● **Data lines**:
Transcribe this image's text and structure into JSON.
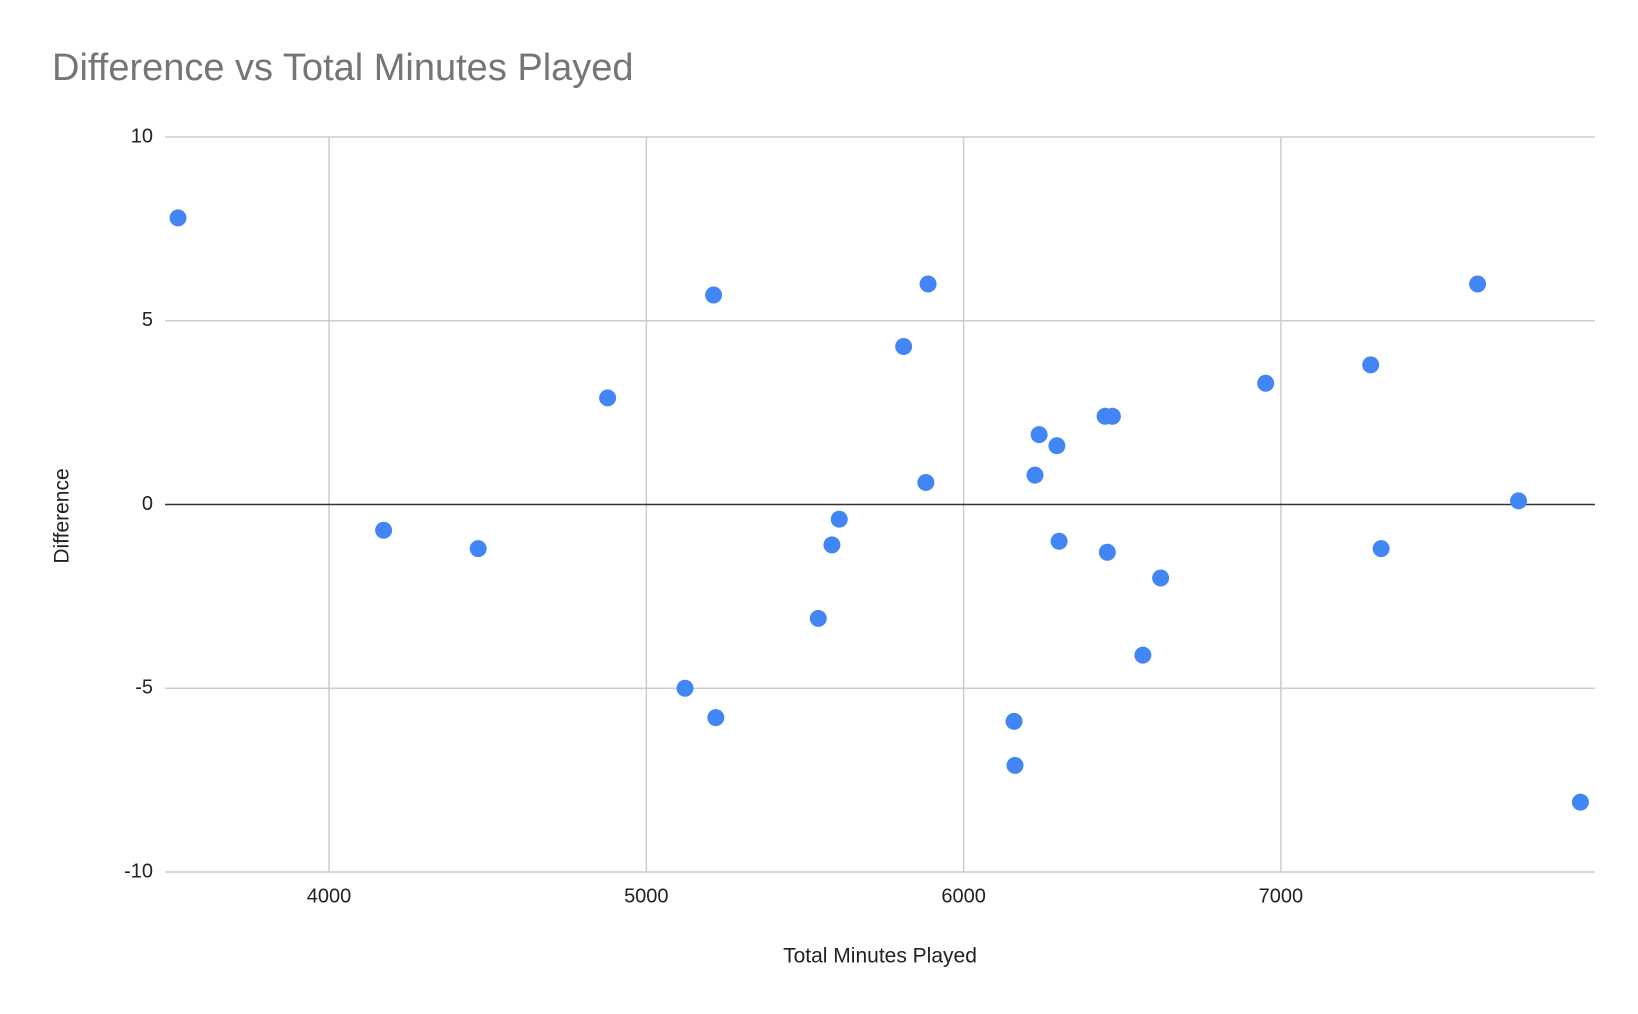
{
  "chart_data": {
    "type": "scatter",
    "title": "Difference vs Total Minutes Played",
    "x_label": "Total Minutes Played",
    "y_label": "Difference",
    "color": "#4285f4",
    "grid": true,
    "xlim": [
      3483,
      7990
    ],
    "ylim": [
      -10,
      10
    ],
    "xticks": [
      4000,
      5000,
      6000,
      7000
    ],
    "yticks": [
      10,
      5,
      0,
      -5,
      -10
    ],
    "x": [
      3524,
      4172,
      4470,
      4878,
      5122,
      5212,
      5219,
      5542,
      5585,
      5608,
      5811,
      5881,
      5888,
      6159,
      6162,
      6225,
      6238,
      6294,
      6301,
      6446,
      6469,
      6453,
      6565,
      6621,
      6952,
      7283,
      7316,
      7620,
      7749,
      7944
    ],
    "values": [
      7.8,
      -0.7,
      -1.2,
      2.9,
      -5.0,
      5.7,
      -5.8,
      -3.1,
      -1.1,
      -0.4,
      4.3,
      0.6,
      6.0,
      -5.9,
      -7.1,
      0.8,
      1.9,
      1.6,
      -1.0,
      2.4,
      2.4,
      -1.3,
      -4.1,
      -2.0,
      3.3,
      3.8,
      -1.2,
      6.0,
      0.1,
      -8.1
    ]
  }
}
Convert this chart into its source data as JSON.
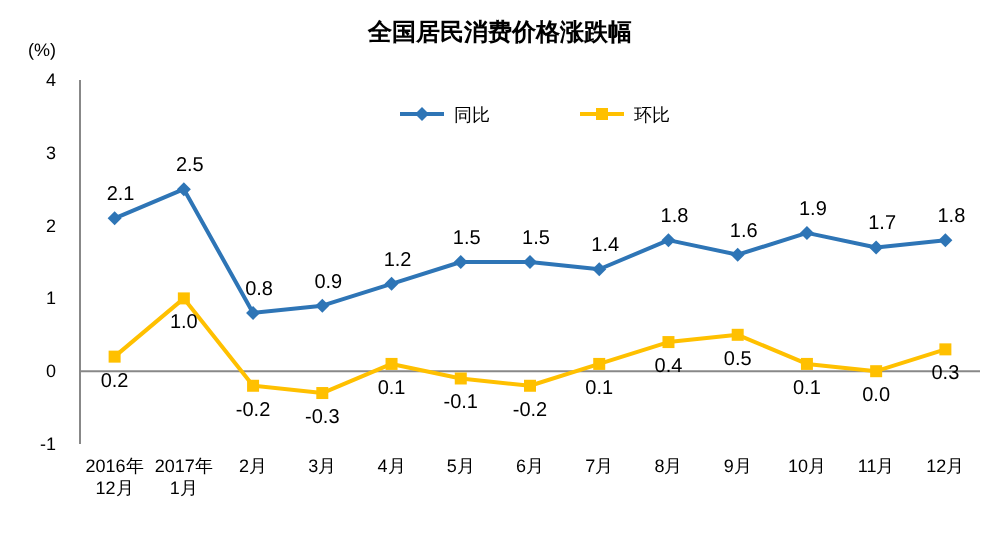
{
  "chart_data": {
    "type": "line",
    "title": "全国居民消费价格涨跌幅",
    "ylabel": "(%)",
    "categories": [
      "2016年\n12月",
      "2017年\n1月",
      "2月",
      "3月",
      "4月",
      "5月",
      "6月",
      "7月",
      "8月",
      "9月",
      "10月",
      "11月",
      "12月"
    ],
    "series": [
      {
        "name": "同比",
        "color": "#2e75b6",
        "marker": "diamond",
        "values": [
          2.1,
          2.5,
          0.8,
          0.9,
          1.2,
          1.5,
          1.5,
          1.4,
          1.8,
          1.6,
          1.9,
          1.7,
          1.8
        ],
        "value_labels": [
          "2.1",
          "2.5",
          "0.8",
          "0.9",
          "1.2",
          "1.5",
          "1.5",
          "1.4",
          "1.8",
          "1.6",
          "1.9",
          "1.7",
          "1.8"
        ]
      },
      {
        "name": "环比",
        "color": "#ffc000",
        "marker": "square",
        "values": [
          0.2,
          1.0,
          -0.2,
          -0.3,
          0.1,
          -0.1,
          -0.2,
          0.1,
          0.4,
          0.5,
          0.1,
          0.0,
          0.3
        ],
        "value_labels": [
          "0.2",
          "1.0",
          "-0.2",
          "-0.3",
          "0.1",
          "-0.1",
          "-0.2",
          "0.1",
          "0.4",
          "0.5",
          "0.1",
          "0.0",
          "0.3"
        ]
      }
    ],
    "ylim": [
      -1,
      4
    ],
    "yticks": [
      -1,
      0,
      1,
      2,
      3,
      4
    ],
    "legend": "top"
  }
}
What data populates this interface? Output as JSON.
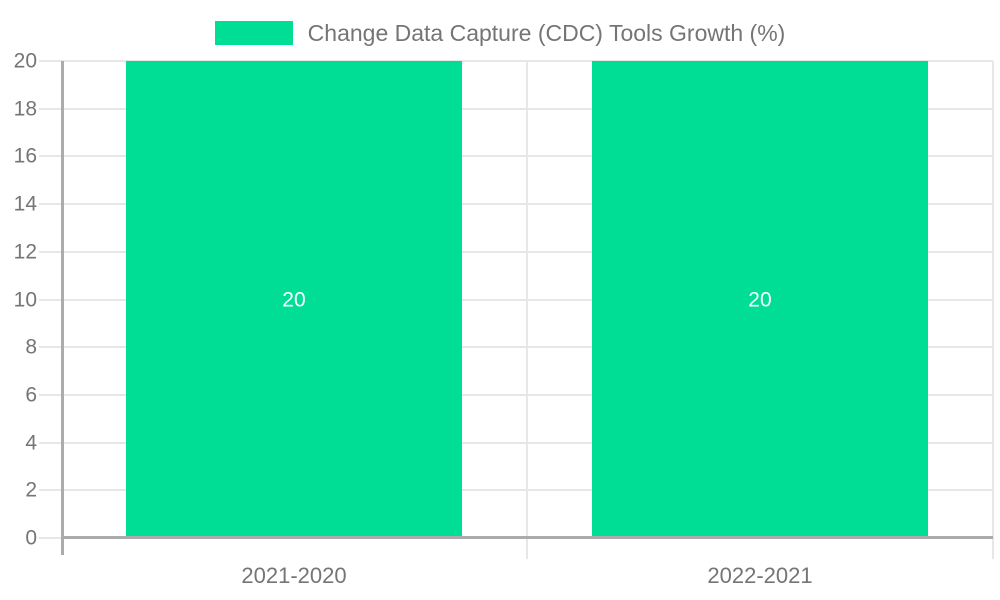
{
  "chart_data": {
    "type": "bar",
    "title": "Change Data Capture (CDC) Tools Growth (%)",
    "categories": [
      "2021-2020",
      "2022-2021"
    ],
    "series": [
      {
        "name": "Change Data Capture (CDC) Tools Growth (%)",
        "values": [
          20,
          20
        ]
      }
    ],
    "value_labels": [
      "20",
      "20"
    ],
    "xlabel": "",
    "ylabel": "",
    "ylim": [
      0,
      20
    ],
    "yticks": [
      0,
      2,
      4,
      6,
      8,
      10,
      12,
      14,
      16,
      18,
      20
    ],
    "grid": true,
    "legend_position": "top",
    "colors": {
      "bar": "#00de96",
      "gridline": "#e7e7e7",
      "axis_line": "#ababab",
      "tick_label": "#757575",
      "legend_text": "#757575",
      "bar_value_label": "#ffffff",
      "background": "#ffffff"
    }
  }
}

* * *

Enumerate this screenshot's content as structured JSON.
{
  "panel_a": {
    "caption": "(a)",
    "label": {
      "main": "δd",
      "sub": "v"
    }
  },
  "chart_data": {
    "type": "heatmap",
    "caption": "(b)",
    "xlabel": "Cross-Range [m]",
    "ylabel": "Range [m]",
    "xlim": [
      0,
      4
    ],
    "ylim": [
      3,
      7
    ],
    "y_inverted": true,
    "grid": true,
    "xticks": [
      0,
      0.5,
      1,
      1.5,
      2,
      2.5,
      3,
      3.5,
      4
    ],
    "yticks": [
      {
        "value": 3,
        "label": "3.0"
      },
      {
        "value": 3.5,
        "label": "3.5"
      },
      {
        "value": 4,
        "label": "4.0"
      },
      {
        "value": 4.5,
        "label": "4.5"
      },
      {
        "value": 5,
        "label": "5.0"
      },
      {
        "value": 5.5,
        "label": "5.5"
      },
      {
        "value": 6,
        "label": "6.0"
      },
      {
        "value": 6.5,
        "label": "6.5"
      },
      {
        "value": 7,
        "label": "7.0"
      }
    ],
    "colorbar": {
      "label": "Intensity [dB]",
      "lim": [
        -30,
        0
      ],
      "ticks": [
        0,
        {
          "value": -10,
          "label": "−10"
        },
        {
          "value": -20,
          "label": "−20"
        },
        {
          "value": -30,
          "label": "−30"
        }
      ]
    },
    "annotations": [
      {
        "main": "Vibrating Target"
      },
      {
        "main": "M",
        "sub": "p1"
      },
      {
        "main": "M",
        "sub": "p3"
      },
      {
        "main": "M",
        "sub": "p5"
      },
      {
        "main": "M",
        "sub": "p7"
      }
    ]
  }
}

● **Task to complete**: How many lines in the listing above contain the string "Growth"? Answer with the number only.

● **The result**: 2